Collection entries
=-=-=

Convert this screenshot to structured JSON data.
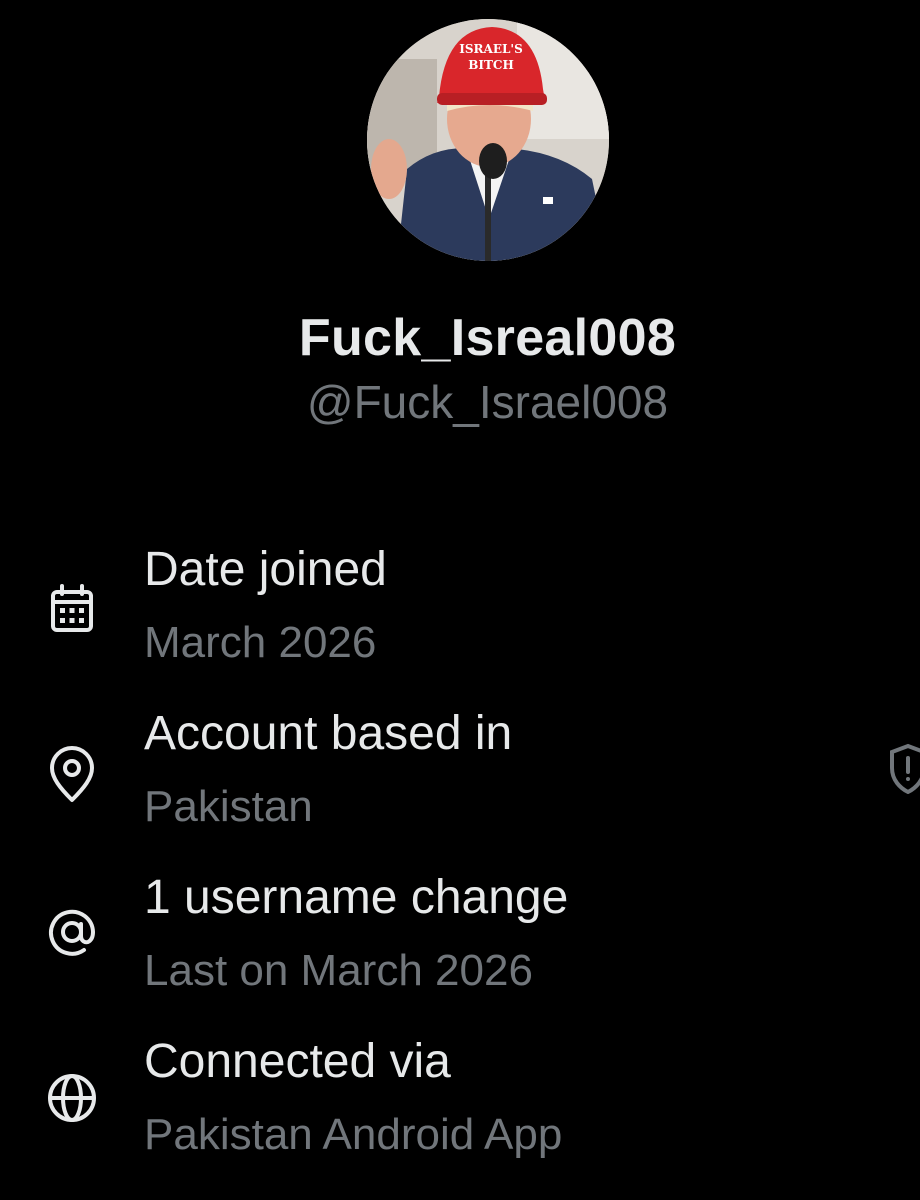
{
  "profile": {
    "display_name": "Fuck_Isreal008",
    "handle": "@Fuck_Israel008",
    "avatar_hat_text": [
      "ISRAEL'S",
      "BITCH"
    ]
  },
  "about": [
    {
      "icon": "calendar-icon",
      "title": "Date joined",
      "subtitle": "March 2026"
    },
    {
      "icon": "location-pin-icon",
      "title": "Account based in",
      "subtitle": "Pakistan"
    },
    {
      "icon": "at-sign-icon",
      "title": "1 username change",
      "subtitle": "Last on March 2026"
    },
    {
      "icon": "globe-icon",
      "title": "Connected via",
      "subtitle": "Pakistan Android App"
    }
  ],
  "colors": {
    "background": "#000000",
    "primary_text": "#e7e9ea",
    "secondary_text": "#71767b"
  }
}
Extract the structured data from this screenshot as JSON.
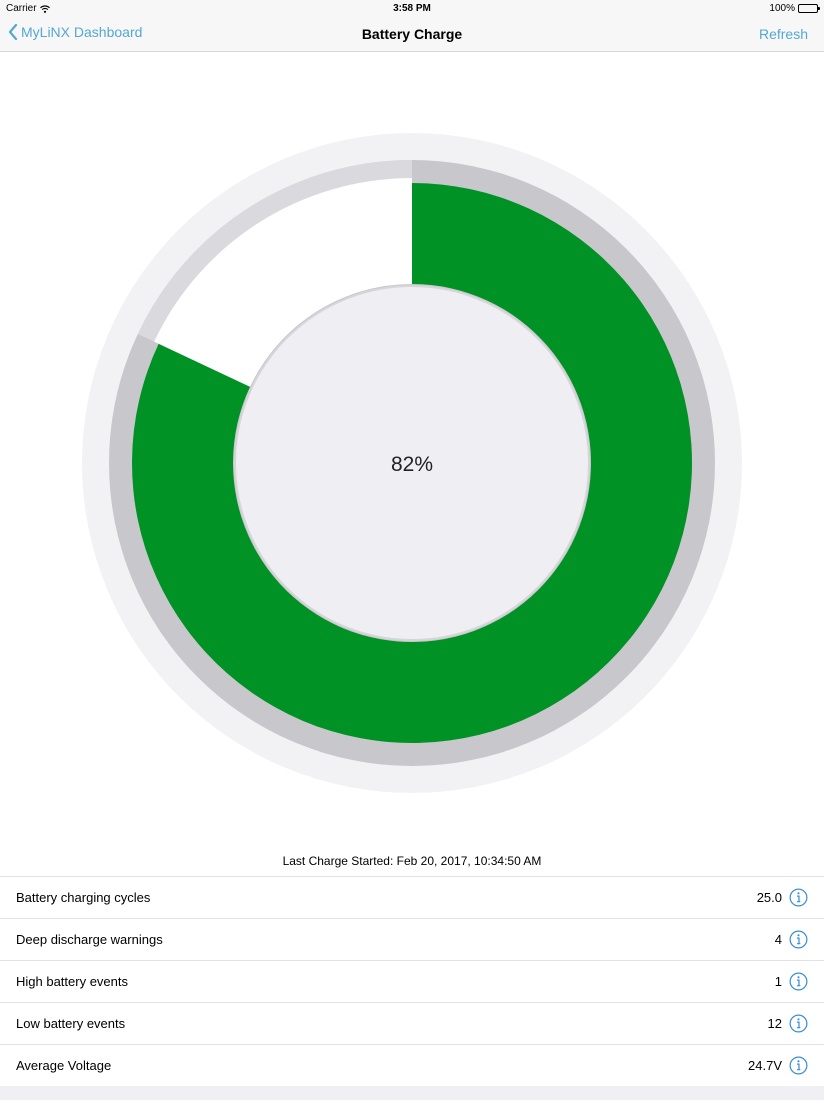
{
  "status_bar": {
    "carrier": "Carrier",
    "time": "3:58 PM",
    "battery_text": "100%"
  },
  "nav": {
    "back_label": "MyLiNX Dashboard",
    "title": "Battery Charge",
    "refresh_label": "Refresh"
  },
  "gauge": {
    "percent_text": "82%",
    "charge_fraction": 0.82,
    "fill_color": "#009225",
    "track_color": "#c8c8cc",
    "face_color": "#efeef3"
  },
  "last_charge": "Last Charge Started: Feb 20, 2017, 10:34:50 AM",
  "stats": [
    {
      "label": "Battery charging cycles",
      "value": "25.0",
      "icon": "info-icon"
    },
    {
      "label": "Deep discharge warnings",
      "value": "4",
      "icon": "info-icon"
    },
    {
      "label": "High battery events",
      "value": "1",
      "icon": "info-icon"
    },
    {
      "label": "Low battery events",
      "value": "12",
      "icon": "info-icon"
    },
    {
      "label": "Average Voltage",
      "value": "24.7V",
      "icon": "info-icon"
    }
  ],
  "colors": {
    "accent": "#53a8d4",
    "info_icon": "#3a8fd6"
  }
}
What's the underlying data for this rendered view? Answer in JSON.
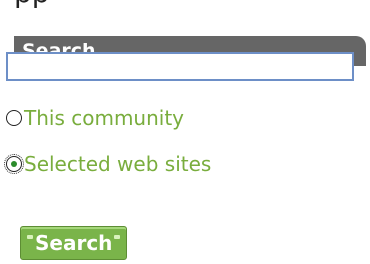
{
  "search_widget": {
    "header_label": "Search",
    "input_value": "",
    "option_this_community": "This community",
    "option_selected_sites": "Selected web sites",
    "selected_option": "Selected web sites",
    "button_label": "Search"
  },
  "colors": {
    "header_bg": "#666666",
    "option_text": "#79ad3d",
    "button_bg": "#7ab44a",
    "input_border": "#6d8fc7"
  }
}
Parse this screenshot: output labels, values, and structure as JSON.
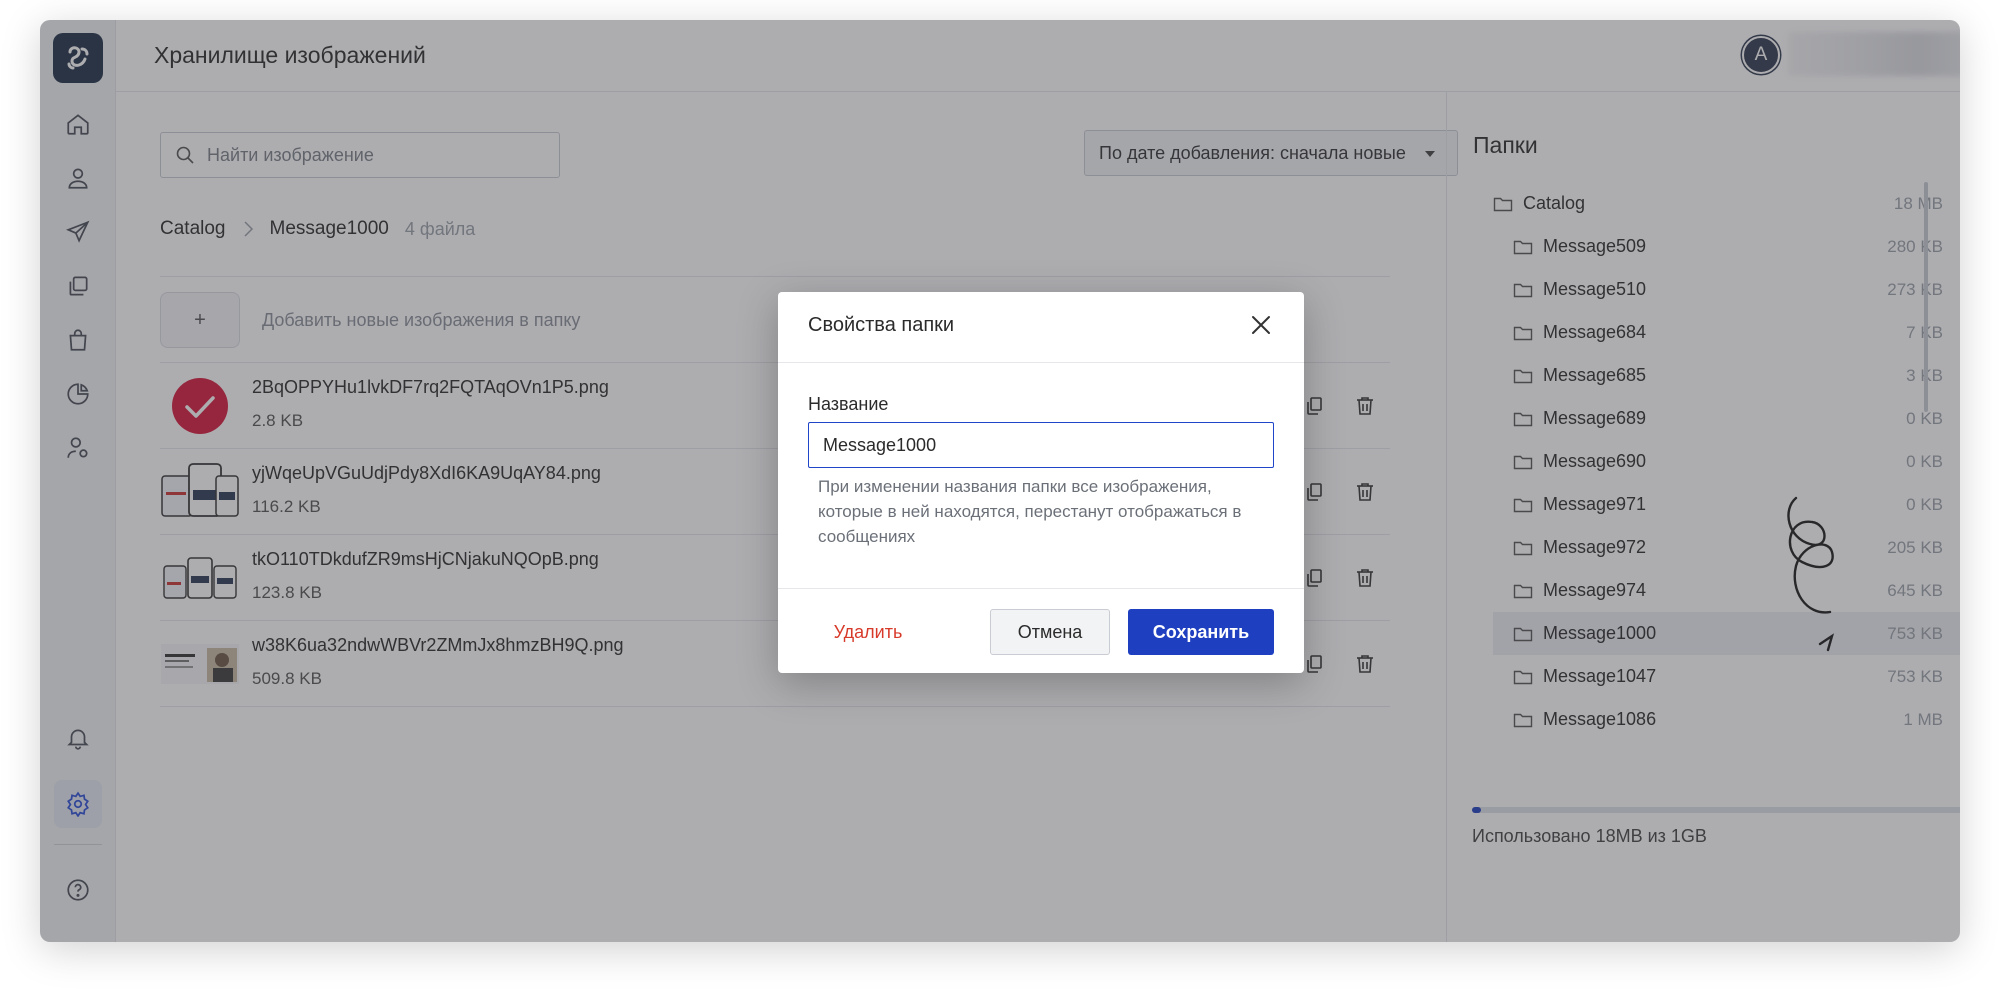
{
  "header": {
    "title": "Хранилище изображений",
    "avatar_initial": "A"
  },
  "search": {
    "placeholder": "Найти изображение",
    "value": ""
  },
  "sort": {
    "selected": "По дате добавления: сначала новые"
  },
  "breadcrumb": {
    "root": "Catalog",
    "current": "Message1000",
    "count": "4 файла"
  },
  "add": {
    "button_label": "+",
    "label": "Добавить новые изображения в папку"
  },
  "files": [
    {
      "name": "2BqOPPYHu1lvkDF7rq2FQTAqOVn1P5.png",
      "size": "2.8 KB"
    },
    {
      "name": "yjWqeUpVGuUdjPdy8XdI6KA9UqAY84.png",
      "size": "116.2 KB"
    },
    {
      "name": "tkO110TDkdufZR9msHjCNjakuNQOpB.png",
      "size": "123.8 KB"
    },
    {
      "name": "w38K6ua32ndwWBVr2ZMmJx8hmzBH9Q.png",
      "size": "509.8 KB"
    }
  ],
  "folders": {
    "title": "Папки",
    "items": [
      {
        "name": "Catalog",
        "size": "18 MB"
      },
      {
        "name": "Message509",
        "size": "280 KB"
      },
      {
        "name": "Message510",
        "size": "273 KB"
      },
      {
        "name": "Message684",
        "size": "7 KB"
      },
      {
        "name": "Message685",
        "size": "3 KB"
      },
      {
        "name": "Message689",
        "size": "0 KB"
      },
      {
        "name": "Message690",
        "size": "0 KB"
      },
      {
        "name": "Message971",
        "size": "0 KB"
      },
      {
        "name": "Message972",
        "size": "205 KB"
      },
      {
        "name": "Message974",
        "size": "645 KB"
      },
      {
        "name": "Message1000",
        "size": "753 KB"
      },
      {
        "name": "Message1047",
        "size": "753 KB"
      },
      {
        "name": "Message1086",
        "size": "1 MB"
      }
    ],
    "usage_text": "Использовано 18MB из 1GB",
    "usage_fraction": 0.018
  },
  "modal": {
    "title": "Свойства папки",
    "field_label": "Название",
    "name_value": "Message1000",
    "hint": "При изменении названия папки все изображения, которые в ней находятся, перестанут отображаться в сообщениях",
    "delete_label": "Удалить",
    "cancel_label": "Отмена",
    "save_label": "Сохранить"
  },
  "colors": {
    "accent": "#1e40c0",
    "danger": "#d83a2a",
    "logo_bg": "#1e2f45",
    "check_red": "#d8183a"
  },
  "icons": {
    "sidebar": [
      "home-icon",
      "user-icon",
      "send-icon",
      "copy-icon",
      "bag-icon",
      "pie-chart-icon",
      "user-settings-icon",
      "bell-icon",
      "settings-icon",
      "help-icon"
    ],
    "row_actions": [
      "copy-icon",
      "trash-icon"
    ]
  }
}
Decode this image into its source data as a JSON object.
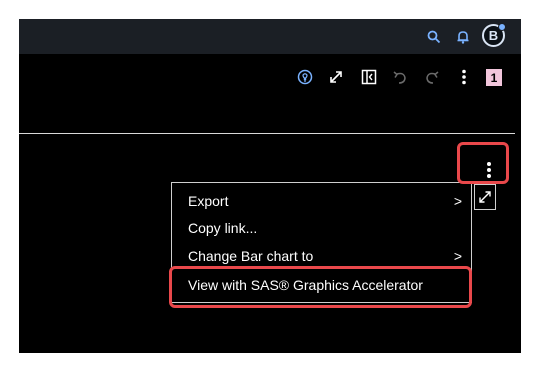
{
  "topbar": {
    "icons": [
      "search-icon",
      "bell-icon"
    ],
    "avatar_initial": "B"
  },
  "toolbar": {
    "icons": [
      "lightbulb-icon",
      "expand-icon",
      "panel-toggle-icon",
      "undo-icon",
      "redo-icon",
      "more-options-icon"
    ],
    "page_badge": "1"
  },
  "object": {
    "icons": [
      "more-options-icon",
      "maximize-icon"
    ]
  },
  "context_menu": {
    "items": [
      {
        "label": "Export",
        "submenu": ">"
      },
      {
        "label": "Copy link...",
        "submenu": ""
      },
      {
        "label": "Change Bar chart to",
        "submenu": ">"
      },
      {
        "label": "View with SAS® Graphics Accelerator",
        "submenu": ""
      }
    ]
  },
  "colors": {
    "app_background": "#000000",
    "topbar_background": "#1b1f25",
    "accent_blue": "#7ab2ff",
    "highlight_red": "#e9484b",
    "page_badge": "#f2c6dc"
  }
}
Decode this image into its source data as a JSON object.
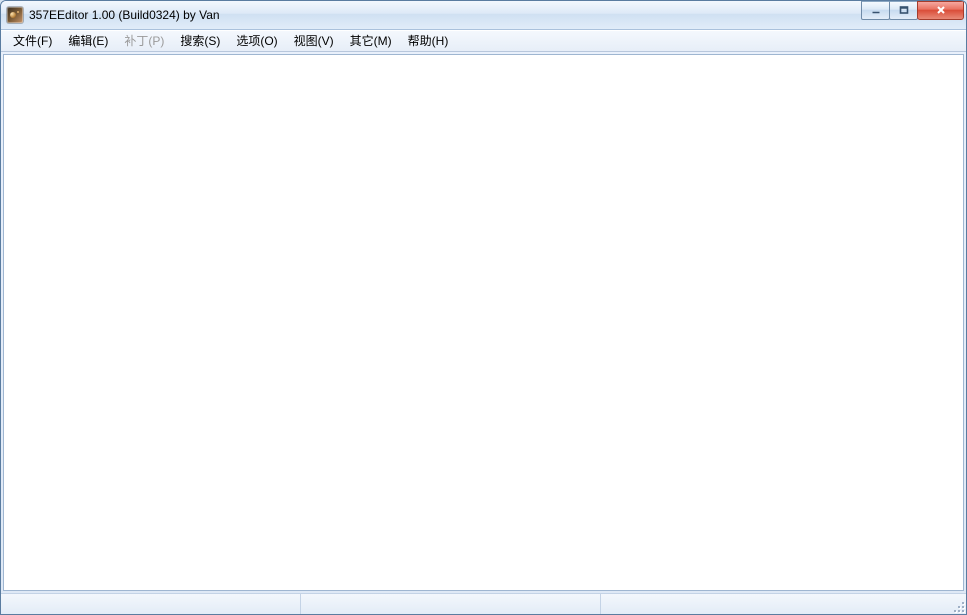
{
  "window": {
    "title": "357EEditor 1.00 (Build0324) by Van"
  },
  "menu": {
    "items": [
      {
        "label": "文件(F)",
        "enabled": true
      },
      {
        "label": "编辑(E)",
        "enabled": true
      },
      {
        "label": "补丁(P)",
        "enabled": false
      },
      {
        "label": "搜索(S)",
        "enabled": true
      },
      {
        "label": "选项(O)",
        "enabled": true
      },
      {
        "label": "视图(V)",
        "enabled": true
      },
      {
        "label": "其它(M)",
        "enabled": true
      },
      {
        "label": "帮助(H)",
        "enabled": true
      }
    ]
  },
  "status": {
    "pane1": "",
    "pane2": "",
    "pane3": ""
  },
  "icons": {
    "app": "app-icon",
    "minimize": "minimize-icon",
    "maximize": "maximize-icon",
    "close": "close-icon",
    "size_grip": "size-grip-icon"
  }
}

=-=-=

Leave the pictures out and print the records above exactly as they stand.

Final result:
Convert this screenshot to structured JSON data.
{
  "profile": {
    "display_name": "Fuck_Isreal008",
    "handle": "@Fuck_Israel008",
    "avatar_hat_text": [
      "ISRAEL'S",
      "BITCH"
    ]
  },
  "about": [
    {
      "icon": "calendar-icon",
      "title": "Date joined",
      "subtitle": "March 2026"
    },
    {
      "icon": "location-pin-icon",
      "title": "Account based in",
      "subtitle": "Pakistan"
    },
    {
      "icon": "at-sign-icon",
      "title": "1 username change",
      "subtitle": "Last on March 2026"
    },
    {
      "icon": "globe-icon",
      "title": "Connected via",
      "subtitle": "Pakistan Android App"
    }
  ],
  "colors": {
    "background": "#000000",
    "primary_text": "#e7e9ea",
    "secondary_text": "#71767b"
  }
}
Extract the structured data from this screenshot as JSON.
{
  "status_bar": {
    "carrier": "Carrier",
    "time": "3:58 PM",
    "battery_text": "100%"
  },
  "nav": {
    "back_label": "MyLiNX Dashboard",
    "title": "Battery Charge",
    "refresh_label": "Refresh"
  },
  "gauge": {
    "percent_text": "82%",
    "charge_fraction": 0.82,
    "fill_color": "#009225",
    "track_color": "#c8c8cc",
    "face_color": "#efeef3"
  },
  "last_charge": "Last Charge Started: Feb 20, 2017, 10:34:50 AM",
  "stats": [
    {
      "label": "Battery charging cycles",
      "value": "25.0",
      "icon": "info-icon"
    },
    {
      "label": "Deep discharge warnings",
      "value": "4",
      "icon": "info-icon"
    },
    {
      "label": "High battery events",
      "value": "1",
      "icon": "info-icon"
    },
    {
      "label": "Low battery events",
      "value": "12",
      "icon": "info-icon"
    },
    {
      "label": "Average Voltage",
      "value": "24.7V",
      "icon": "info-icon"
    }
  ],
  "colors": {
    "accent": "#53a8d4",
    "info_icon": "#3a8fd6"
  }
}
What's the underlying data for this rendered view? Answer in JSON.
{
  "search_widget": {
    "header_label": "Search",
    "input_value": "",
    "option_this_community": "This community",
    "option_selected_sites": "Selected web sites",
    "selected_option": "Selected web sites",
    "button_label": "Search"
  },
  "colors": {
    "header_bg": "#666666",
    "option_text": "#79ad3d",
    "button_bg": "#7ab44a",
    "input_border": "#6d8fc7"
  }
}
Parse this screenshot: output labels, values, and structure as JSON.
{
  "header": {
    "title": "Хранилище изображений",
    "avatar_initial": "A"
  },
  "search": {
    "placeholder": "Найти изображение",
    "value": ""
  },
  "sort": {
    "selected": "По дате добавления: сначала новые"
  },
  "breadcrumb": {
    "root": "Catalog",
    "current": "Message1000",
    "count": "4 файла"
  },
  "add": {
    "button_label": "+",
    "label": "Добавить новые изображения в папку"
  },
  "files": [
    {
      "name": "2BqOPPYHu1lvkDF7rq2FQTAqOVn1P5.png",
      "size": "2.8 KB"
    },
    {
      "name": "yjWqeUpVGuUdjPdy8XdI6KA9UqAY84.png",
      "size": "116.2 KB"
    },
    {
      "name": "tkO110TDkdufZR9msHjCNjakuNQOpB.png",
      "size": "123.8 KB"
    },
    {
      "name": "w38K6ua32ndwWBVr2ZMmJx8hmzBH9Q.png",
      "size": "509.8 KB"
    }
  ],
  "folders": {
    "title": "Папки",
    "items": [
      {
        "name": "Catalog",
        "size": "18 MB"
      },
      {
        "name": "Message509",
        "size": "280 KB"
      },
      {
        "name": "Message510",
        "size": "273 KB"
      },
      {
        "name": "Message684",
        "size": "7 KB"
      },
      {
        "name": "Message685",
        "size": "3 KB"
      },
      {
        "name": "Message689",
        "size": "0 KB"
      },
      {
        "name": "Message690",
        "size": "0 KB"
      },
      {
        "name": "Message971",
        "size": "0 KB"
      },
      {
        "name": "Message972",
        "size": "205 KB"
      },
      {
        "name": "Message974",
        "size": "645 KB"
      },
      {
        "name": "Message1000",
        "size": "753 KB"
      },
      {
        "name": "Message1047",
        "size": "753 KB"
      },
      {
        "name": "Message1086",
        "size": "1 MB"
      }
    ],
    "usage_text": "Использовано 18MB из 1GB",
    "usage_fraction": 0.018
  },
  "modal": {
    "title": "Свойства папки",
    "field_label": "Название",
    "name_value": "Message1000",
    "hint": "При изменении названия папки все изображения, которые в ней находятся, перестанут отображаться в сообщениях",
    "delete_label": "Удалить",
    "cancel_label": "Отмена",
    "save_label": "Сохранить"
  },
  "colors": {
    "accent": "#1e40c0",
    "danger": "#d83a2a",
    "logo_bg": "#1e2f45",
    "check_red": "#d8183a"
  },
  "icons": {
    "sidebar": [
      "home-icon",
      "user-icon",
      "send-icon",
      "copy-icon",
      "bag-icon",
      "pie-chart-icon",
      "user-settings-icon",
      "bell-icon",
      "settings-icon",
      "help-icon"
    ],
    "row_actions": [
      "copy-icon",
      "trash-icon"
    ]
  }
}
Decode this image into its source data as a JSON object.
{
  "topbar": {
    "icons": [
      "search-icon",
      "bell-icon"
    ],
    "avatar_initial": "B"
  },
  "toolbar": {
    "icons": [
      "lightbulb-icon",
      "expand-icon",
      "panel-toggle-icon",
      "undo-icon",
      "redo-icon",
      "more-options-icon"
    ],
    "page_badge": "1"
  },
  "object": {
    "icons": [
      "more-options-icon",
      "maximize-icon"
    ]
  },
  "context_menu": {
    "items": [
      {
        "label": "Export",
        "submenu": ">"
      },
      {
        "label": "Copy link...",
        "submenu": ""
      },
      {
        "label": "Change Bar chart to",
        "submenu": ">"
      },
      {
        "label": "View with SAS® Graphics Accelerator",
        "submenu": ""
      }
    ]
  },
  "colors": {
    "app_background": "#000000",
    "topbar_background": "#1b1f25",
    "accent_blue": "#7ab2ff",
    "highlight_red": "#e9484b",
    "page_badge": "#f2c6dc"
  }
}
Decode this image into its source data as a JSON object.
{
  "window": {
    "title": "357EEditor 1.00 (Build0324) by Van"
  },
  "menu": {
    "items": [
      {
        "label": "文件(F)",
        "enabled": true
      },
      {
        "label": "编辑(E)",
        "enabled": true
      },
      {
        "label": "补丁(P)",
        "enabled": false
      },
      {
        "label": "搜索(S)",
        "enabled": true
      },
      {
        "label": "选项(O)",
        "enabled": true
      },
      {
        "label": "视图(V)",
        "enabled": true
      },
      {
        "label": "其它(M)",
        "enabled": true
      },
      {
        "label": "帮助(H)",
        "enabled": true
      }
    ]
  },
  "status": {
    "pane1": "",
    "pane2": "",
    "pane3": ""
  },
  "icons": {
    "app": "app-icon",
    "minimize": "minimize-icon",
    "maximize": "maximize-icon",
    "close": "close-icon",
    "size_grip": "size-grip-icon"
  }
}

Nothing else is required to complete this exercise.